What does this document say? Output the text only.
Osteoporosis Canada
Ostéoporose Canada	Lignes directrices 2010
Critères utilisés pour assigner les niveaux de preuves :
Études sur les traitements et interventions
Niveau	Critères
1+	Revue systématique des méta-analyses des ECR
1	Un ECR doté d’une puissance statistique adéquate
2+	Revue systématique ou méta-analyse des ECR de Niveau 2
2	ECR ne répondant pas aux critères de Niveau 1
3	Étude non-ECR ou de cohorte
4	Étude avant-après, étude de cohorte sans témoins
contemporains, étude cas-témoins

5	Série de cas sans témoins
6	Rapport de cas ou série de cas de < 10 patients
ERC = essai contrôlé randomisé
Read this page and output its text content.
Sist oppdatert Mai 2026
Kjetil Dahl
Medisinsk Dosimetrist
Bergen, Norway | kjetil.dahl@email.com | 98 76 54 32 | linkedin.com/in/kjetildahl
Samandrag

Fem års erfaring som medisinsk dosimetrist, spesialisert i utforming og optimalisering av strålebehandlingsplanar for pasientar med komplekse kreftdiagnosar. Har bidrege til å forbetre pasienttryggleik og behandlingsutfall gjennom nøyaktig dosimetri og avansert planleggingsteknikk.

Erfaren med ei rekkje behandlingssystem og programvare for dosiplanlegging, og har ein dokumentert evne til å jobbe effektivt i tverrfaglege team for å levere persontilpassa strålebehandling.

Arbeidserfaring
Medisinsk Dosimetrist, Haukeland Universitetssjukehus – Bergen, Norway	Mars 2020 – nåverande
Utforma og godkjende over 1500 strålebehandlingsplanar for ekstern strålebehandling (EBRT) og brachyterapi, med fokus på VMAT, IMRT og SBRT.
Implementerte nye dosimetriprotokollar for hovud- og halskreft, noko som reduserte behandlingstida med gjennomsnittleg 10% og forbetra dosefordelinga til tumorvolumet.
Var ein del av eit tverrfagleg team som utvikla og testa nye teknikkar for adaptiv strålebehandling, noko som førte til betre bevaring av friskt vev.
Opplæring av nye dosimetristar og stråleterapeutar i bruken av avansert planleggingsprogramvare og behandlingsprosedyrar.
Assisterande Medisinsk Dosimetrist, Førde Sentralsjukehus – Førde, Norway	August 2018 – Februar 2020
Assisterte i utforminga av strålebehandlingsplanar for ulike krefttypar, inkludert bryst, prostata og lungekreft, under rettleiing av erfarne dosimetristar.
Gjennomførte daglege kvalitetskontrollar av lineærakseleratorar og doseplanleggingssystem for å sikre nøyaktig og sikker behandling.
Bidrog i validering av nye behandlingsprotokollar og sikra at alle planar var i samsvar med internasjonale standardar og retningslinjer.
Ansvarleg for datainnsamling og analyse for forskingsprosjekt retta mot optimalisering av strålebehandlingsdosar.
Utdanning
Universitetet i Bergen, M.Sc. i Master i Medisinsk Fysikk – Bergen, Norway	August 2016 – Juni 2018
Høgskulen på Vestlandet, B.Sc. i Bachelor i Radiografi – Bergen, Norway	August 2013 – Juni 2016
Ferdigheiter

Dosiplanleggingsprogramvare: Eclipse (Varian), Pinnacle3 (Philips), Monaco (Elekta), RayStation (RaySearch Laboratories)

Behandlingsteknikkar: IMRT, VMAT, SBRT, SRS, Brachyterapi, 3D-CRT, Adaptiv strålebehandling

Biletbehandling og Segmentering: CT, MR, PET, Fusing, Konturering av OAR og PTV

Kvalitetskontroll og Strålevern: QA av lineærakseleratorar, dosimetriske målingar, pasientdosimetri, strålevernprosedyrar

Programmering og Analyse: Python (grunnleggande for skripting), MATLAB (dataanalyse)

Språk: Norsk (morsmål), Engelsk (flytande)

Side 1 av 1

■ **Problem requirements**:
Give back the data above, repeating every record exactly.

■ **Solution to this exercise**:
What does this document say? Output the text only.
Osteoporosis Canada
Ostéoporose Canada	Lignes directrices 2010
Critères utilisés pour assigner les niveaux de preuves :
Études sur les traitements et interventions
Niveau	Critères
1+	Revue systématique des méta-analyses des ECR
1	Un ECR doté d’une puissance statistique adéquate
2+	Revue systématique ou méta-analyse des ECR de Niveau 2
2	ECR ne répondant pas aux critères de Niveau 1
3	Étude non-ECR ou de cohorte
4	Étude avant-après, étude de cohorte sans témoins
contemporains, étude cas-témoins

5	Série de cas sans témoins
6	Rapport de cas ou série de cas de < 10 patients
ERC = essai contrôlé randomisé
Read this page and output its text content.
Sist oppdatert Mai 2026
Kjetil Dahl
Medisinsk Dosimetrist
Bergen, Norway | kjetil.dahl@email.com | 98 76 54 32 | linkedin.com/in/kjetildahl
Samandrag

Fem års erfaring som medisinsk dosimetrist, spesialisert i utforming og optimalisering av strålebehandlingsplanar for pasientar med komplekse kreftdiagnosar. Har bidrege til å forbetre pasienttryggleik og behandlingsutfall gjennom nøyaktig dosimetri og avansert planleggingsteknikk.

Erfaren med ei rekkje behandlingssystem og programvare for dosiplanlegging, og har ein dokumentert evne til å jobbe effektivt i tverrfaglege team for å levere persontilpassa strålebehandling.

Arbeidserfaring
Medisinsk Dosimetrist, Haukeland Universitetssjukehus – Bergen, Norway	Mars 2020 – nåverande
Utforma og godkjende over 1500 strålebehandlingsplanar for ekstern strålebehandling (EBRT) og brachyterapi, med fokus på VMAT, IMRT og SBRT.
Implementerte nye dosimetriprotokollar for hovud- og halskreft, noko som reduserte behandlingstida med gjennomsnittleg 10% og forbetra dosefordelinga til tumorvolumet.
Var ein del av eit tverrfagleg team som utvikla og testa nye teknikkar for adaptiv strålebehandling, noko som førte til betre bevaring av friskt vev.
Opplæring av nye dosimetristar og stråleterapeutar i bruken av avansert planleggingsprogramvare og behandlingsprosedyrar.
Assisterande Medisinsk Dosimetrist, Førde Sentralsjukehus – Førde, Norway	August 2018 – Februar 2020
Assisterte i utforminga av strålebehandlingsplanar for ulike krefttypar, inkludert bryst, prostata og lungekreft, under rettleiing av erfarne dosimetristar.
Gjennomførte daglege kvalitetskontrollar av lineærakseleratorar og doseplanleggingssystem for å sikre nøyaktig og sikker behandling.
Bidrog i validering av nye behandlingsprotokollar og sikra at alle planar var i samsvar med internasjonale standardar og retningslinjer.
Ansvarleg for datainnsamling og analyse for forskingsprosjekt retta mot optimalisering av strålebehandlingsdosar.
Utdanning
Universitetet i Bergen, M.Sc. i Master i Medisinsk Fysikk – Bergen, Norway	August 2016 – Juni 2018
Høgskulen på Vestlandet, B.Sc. i Bachelor i Radiografi – Bergen, Norway	August 2013 – Juni 2016
Ferdigheiter

Dosiplanleggingsprogramvare: Eclipse (Varian), Pinnacle3 (Philips), Monaco (Elekta), RayStation (RaySearch Laboratories)

Behandlingsteknikkar: IMRT, VMAT, SBRT, SRS, Brachyterapi, 3D-CRT, Adaptiv strålebehandling

Biletbehandling og Segmentering: CT, MR, PET, Fusing, Konturering av OAR og PTV

Kvalitetskontroll og Strålevern: QA av lineærakseleratorar, dosimetriske målingar, pasientdosimetri, strålevernprosedyrar

Programmering og Analyse: Python (grunnleggande for skripting), MATLAB (dataanalyse)

Språk: Norsk (morsmål), Engelsk (flytande)

Side 1 av 1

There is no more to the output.